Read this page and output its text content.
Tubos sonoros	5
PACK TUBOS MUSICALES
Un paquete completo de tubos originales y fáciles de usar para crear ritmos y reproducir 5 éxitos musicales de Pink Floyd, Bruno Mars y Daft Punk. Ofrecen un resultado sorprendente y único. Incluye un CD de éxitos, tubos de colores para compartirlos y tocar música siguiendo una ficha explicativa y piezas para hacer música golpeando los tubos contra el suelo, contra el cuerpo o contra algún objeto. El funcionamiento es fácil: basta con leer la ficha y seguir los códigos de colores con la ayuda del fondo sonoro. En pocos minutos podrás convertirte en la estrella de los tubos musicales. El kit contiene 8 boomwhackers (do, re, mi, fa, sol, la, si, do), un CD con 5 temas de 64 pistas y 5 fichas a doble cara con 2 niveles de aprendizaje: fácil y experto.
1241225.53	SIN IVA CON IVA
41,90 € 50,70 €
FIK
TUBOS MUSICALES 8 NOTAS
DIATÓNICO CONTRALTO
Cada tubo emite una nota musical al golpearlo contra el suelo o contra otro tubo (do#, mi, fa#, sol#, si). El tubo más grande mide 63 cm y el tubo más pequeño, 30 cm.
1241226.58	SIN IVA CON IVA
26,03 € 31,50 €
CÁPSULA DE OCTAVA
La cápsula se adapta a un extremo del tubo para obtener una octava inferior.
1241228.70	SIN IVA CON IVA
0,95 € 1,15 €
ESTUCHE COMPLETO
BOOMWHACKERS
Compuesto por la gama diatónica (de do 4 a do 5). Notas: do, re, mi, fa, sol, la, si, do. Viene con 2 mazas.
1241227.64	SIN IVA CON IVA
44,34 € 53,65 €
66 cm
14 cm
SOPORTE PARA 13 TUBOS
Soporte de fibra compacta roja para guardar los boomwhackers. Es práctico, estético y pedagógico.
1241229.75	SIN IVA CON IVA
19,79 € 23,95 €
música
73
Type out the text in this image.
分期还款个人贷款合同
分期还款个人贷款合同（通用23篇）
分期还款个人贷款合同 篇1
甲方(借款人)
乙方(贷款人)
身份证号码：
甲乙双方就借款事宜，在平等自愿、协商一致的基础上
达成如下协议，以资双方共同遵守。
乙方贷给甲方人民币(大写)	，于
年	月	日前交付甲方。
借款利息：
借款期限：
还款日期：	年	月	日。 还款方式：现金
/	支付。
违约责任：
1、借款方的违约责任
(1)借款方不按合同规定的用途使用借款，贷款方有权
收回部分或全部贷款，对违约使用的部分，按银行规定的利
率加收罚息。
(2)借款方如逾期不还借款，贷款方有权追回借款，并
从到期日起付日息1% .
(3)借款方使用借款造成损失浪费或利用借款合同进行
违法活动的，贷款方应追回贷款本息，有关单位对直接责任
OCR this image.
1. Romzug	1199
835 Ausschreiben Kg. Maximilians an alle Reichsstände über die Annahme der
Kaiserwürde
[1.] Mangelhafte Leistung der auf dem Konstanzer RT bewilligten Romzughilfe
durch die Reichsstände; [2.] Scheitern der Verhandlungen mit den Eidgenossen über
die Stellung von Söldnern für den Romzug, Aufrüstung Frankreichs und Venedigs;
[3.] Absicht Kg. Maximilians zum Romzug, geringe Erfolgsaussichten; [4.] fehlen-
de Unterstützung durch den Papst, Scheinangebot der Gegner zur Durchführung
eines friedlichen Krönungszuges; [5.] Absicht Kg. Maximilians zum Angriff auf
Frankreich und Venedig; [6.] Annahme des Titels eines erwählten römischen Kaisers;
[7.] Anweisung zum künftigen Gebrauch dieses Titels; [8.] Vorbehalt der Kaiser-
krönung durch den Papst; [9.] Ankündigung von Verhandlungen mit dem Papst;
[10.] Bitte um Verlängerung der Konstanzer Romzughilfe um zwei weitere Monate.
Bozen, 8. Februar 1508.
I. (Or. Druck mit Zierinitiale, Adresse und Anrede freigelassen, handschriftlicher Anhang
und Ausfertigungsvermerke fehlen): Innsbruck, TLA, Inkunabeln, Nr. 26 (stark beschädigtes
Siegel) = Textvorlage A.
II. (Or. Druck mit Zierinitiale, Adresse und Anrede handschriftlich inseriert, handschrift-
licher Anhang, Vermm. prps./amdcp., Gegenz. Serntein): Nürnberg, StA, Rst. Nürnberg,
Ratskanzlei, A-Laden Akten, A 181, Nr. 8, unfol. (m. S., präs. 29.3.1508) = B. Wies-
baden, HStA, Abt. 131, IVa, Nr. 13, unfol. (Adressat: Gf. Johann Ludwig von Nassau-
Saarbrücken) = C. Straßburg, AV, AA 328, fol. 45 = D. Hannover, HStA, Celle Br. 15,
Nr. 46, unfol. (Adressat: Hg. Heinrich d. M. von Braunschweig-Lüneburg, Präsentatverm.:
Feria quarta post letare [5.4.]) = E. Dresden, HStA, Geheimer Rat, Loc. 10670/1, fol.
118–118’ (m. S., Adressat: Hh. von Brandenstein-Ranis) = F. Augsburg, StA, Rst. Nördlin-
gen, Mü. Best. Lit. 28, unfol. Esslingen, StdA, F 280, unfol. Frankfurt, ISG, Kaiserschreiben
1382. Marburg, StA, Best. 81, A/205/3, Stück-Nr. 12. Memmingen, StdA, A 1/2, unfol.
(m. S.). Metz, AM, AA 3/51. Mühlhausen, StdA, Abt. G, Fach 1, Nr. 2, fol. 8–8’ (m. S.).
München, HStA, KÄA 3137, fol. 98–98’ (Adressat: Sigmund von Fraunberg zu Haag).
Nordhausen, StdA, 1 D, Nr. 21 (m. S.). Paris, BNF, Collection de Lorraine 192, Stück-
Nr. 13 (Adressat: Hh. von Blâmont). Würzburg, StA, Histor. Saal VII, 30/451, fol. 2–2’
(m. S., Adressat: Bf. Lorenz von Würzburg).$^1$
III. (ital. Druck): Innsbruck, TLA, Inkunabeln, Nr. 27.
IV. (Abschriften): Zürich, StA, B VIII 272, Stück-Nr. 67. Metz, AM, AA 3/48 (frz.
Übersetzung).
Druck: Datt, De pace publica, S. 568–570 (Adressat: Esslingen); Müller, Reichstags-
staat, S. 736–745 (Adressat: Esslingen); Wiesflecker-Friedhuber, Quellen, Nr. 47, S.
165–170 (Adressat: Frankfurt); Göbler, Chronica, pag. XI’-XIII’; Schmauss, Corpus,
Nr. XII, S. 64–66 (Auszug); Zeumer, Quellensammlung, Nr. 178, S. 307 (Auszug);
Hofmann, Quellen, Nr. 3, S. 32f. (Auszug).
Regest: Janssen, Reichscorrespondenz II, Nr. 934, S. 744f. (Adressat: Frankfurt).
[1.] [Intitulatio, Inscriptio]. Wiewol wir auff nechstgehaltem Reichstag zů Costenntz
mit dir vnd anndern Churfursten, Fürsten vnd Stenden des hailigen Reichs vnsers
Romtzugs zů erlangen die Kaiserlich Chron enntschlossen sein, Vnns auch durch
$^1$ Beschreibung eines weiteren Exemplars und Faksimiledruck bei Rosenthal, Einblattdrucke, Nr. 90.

-=-=-

Exercise instructions: Identify and copy all lines with the word "Anhang".

Solution:
I. (Or. Druck mit Zierinitiale, Adresse und Anrede freigelassen, handschriftlicher Anhang
licher Anhang, Vermm. prps./amdcp., Gegenz. Serntein): Nürnberg, StA, Rst. Nürnberg,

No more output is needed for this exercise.